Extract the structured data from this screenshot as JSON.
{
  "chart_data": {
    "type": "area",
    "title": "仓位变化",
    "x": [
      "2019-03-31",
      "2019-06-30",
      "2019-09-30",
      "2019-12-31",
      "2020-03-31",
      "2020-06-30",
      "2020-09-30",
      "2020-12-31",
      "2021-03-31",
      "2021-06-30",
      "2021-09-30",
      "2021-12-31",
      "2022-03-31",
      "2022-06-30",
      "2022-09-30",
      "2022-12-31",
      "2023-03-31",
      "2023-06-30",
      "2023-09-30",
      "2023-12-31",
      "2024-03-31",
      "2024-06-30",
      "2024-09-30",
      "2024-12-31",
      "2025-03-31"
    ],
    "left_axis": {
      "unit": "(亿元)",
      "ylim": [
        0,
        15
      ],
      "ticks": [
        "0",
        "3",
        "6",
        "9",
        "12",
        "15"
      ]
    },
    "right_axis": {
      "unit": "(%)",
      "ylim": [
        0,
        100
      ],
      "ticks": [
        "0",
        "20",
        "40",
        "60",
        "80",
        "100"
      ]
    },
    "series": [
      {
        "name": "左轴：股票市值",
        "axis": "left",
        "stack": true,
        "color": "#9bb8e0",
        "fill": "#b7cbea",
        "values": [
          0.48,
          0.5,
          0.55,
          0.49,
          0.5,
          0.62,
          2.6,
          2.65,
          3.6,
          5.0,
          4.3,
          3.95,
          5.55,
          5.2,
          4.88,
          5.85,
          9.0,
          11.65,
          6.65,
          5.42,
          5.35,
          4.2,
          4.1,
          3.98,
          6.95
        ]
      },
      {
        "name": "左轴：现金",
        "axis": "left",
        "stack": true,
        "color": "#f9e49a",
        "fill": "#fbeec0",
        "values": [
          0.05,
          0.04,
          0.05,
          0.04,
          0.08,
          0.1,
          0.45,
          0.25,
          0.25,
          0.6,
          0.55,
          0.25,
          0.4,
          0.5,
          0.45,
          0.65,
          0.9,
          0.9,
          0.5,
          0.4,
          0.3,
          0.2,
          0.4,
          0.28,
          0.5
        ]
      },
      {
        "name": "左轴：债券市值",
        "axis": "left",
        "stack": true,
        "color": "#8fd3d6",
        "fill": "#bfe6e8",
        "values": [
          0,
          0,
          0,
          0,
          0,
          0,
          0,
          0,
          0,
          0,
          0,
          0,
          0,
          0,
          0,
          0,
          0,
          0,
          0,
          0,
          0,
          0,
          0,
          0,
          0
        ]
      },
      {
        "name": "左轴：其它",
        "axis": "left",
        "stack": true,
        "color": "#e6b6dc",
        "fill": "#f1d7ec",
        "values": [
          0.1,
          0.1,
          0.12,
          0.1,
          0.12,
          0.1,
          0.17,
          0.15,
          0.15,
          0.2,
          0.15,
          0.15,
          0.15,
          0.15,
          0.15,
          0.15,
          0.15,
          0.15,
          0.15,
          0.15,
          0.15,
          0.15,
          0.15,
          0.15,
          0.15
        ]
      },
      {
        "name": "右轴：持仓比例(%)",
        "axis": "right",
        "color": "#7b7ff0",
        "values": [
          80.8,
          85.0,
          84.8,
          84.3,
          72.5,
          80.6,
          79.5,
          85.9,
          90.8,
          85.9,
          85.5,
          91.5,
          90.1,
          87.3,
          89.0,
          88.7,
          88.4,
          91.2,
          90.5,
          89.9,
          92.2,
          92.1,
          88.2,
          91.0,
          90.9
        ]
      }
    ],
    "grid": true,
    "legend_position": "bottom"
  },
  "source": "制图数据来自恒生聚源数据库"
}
_ _ _ _ _
#### [REQUIRED WORK]
From the data above, copy each line that has the string "fill".

#### [ANSWER FOR THIS EXERCISE]
        "fill": "#b7cbea",
        "fill": "#fbeec0",
        "fill": "#bfe6e8",
        "fill": "#f1d7ec",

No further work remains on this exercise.